Excerpt from a dataset:
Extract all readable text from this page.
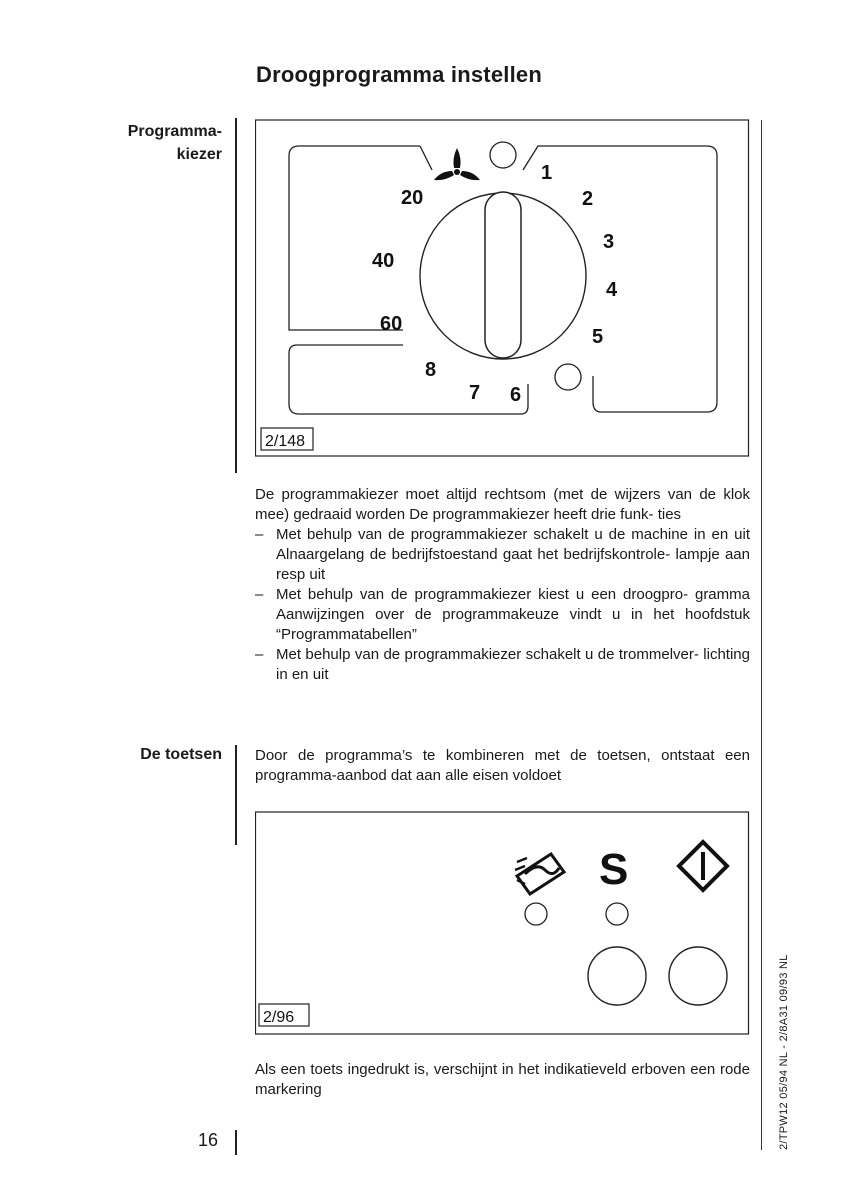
Droogprogramma instellen
Programma-
kiezer
De toetsen
20
40
60
8
7 6
1
2
3
4
5
2/148

De programmakiezer moet altijd rechtsom (met de wijzers van de klok mee) gedraaid worden De programmakiezer heeft drie funk- ties

– Met behulp van de programmakiezer schakelt u de machine in en uit Alnaargelang de bedrijfstoestand gaat het bedrijfskontrole- lampje aan resp uit
– Met behulp van de programmakiezer kiest u een droogpro- gramma Aanwijzingen over de programmakeuze vindt u in het hoofdstuk “Programmatabellen”
– Met behulp van de programmakiezer schakelt u de trommelver- lichting in en uit
Door de programma’s te kombineren met de toetsen, ontstaat een programma-aanbod dat aan alle eisen voldoet
S
2/96
Als een toets ingedrukt is, verschijnt in het indikatieveld erboven een rode markering
16	2/TPW12 05/94 NL - 2/8A31 09/93 NL
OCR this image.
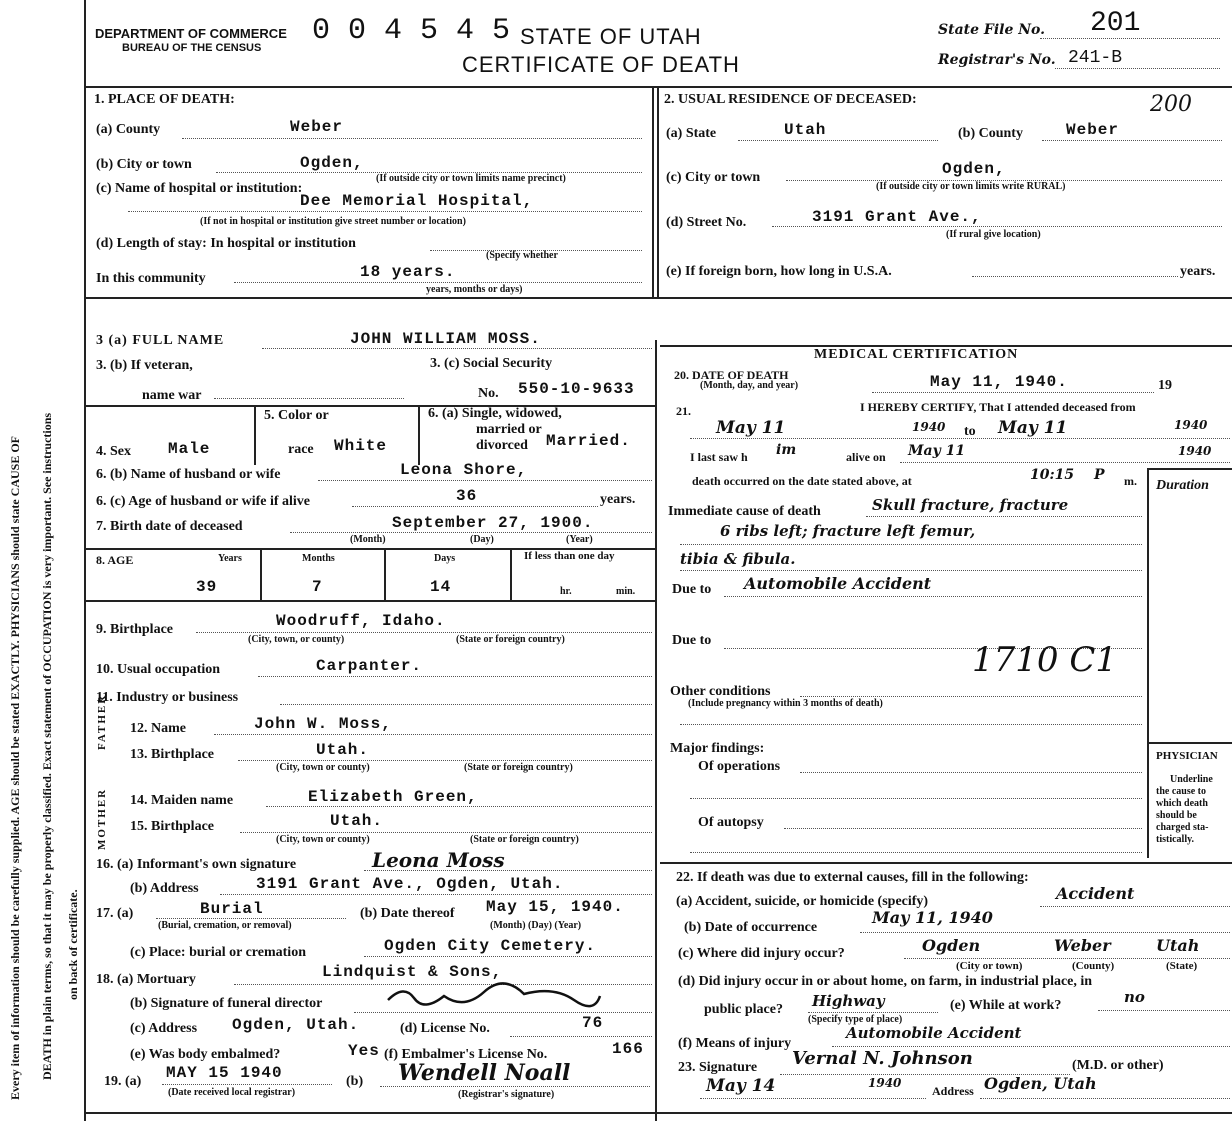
Every item of information should be carefully supplied. AGE should be stated EXACTLY. PHYSICIANS should state CAUSE OF DEATH in plain terms, so that it may be properly classified. Exact statement of OCCUPATION is very important. See instructions on back of certificate.
DEPARTMENT OF COMMERCE
BUREAU OF THE CENSUS 0 0 4 5 4 5 STATE OF UTAH
CERTIFICATE OF DEATH
State File No. 201
Registrar's No. 241-B
1. PLACE OF DEATH:
(a) County	Weber
(b) City or town	Ogden,
(c) Name of hospital or institution:
(If outside city or town limits name precinct)
Dee Memorial Hospital,
(If not in hospital or institution give street number or location)
(d) Length of stay: In hospital or institution
(Specify whether
In this community	18 years.
years, months or days)
2. USUAL RESIDENCE OF DECEASED:	200
(a) State	Utah	(b) County	Weber
(c) City or town	Ogden,
(If outside city or town limits write RURAL)
(d) Street No.	3191 Grant Ave.,
(If rural give location)
(e) If foreign born, how long in U.S.A.	years.
3 (a) FULL NAME	JOHN WILLIAM MOSS.
3. (b) If veteran,
name war
3. (c) Social Security
No. 550-10-9633
5. Color or	6. (a) Single, widowed,
married or
divorced Married.
4. Sex Male	race White
6. (b) Name of husband or wife	Leona Shore,
6. (c) Age of husband or wife if alive	36	years.
7. Birth date of deceased	September 27, 1900.
(Month)	(Day)	(Year)
8. AGE	Years	Months	Days	If less than one day
39	7	14	hr.	min.
9. Birthplace	Woodruff, Idaho.
(City, town, or county)	(State or foreign country)
10. Usual occupation	Carpanter.
11. Industry or business
FATHER 12. Name	John W. Moss,
13. Birthplace	Utah.
(City, town or county)	(State or foreign country)
MOTHER 14. Maiden name	Elizabeth Green,
15. Birthplace	Utah.
(City, town or county)	(State or foreign country)
16. (a) Informant's own signature	Leona Moss
(b) Address	3191 Grant Ave., Ogden, Utah.
17. (a)	Burial
(Burial, cremation, or removal)
(b) Date thereof May 15, 1940.
(Month) (Day) (Year)
(c) Place: burial or cremation	Ogden City Cemetery.
18. (a) Mortuary	Lindquist & Sons,
(b) Signature of funeral director
(c) Address Ogden, Utah.	(d) License No.	76
(e) Was body embalmed?	Yes (f) Embalmer's License No.	166
19. (a) MAY 15 1940
(Date received local registrar)
(b) Wendell Noall
(Registrar's signature)
MEDICAL CERTIFICATION
20. DATE OF DEATH
(Month, day, and year)	May 11, 1940.	19
21.	I HEREBY CERTIFY, That I attended deceased from
May 11	1940 to May 11	1940
I last saw h im	alive on May 11	1940
death occurred on the date stated above, at	10:15 P m. Duration
Immediate cause of death	Skull fracture, fracture
6 ribs left; fracture left femur,
tibia & fibula.
Due to Automobile Accident
Due to	1710 C1
Other conditions
(Include pregnancy within 3 months of death)
Major findings:
Of operations
Of autopsy
PHYSICIAN
Underline
the cause to
which death
should be
charged sta-
tistically.
22. If death was due to external causes, fill in the following:
(a) Accident, suicide, or homicide (specify)	Accident
(b) Date of occurrence
May 11, 1940
(c) Where did injury occur?	Ogden	Weber	Utah
(City or town)	(County)	(State)
(d) Did injury occur in or about home, on farm, in industrial place, in
public place? Highway
(Specify type of place)
(e) While at work?	no
(f) Means of injury
Automobile Accident
23. Signature Vernal N. Johnson	(M.D. or other)
May 14	1940
Address Ogden, Utah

**Your objective:** State how many lines in the records above contain the word "injury", giving only the number.

**Exercise response:** 3